▶ _Data extract_:
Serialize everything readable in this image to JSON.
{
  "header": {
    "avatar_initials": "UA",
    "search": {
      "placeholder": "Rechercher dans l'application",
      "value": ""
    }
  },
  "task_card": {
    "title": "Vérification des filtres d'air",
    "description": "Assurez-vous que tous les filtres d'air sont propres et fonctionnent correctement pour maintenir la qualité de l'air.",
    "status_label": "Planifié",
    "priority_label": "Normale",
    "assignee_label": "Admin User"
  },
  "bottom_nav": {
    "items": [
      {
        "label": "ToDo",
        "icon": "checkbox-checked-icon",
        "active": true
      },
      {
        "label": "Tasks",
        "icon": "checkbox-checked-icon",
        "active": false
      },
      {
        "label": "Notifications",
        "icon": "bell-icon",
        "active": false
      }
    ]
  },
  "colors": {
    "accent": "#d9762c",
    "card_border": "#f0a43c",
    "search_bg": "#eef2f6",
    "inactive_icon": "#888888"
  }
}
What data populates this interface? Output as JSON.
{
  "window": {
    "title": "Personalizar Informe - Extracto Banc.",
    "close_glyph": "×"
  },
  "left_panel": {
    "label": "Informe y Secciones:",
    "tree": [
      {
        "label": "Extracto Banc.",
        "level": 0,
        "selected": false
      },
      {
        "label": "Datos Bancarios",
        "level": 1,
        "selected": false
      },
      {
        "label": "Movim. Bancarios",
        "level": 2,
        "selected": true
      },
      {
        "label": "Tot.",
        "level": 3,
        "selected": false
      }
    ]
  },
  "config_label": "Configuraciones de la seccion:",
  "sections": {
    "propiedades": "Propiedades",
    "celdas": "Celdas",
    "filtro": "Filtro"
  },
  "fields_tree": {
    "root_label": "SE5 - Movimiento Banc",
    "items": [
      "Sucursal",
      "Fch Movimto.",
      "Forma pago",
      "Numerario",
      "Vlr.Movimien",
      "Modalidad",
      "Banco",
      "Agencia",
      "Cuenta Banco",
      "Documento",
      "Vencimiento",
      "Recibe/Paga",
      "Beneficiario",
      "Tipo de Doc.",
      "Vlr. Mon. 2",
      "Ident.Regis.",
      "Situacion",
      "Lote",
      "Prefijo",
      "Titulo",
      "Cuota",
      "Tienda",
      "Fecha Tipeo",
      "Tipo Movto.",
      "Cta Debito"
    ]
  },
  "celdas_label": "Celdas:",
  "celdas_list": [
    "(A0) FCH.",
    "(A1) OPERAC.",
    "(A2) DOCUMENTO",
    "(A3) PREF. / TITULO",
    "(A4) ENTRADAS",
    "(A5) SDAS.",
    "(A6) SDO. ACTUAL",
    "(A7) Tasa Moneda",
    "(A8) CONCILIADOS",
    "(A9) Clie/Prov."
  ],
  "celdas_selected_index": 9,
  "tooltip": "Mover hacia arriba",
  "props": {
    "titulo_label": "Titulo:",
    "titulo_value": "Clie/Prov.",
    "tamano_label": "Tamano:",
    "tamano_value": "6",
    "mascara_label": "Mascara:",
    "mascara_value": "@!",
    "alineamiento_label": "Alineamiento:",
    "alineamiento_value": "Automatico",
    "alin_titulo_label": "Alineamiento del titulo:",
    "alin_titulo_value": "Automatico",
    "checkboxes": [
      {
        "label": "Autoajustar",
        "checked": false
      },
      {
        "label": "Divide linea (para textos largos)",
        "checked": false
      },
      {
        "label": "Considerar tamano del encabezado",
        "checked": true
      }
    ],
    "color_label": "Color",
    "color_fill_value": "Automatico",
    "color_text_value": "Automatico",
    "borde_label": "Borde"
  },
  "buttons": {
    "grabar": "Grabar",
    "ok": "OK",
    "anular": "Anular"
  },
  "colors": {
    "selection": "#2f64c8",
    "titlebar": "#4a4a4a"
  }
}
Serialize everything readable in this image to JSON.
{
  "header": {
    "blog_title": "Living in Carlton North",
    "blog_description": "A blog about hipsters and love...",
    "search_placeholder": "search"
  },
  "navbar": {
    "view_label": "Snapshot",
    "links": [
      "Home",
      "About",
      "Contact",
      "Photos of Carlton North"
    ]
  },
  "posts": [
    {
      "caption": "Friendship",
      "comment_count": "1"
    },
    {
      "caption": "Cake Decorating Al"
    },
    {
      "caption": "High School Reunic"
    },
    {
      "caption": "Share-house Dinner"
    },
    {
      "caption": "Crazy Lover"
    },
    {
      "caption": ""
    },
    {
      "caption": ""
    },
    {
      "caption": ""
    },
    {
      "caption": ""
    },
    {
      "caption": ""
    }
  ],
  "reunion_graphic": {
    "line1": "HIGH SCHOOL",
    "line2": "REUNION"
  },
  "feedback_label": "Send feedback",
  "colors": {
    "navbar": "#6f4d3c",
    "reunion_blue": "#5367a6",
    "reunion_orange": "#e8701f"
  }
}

▶ _Aim_:
Return from the data every line that holds "filtres".

▶ _Answer below_:
    "title": "Vérification des filtres d'air",
    "description": "Assurez-vous que tous les filtres d'air sont propres et fonctionnent correctement pour maintenir la qualité de l'air.",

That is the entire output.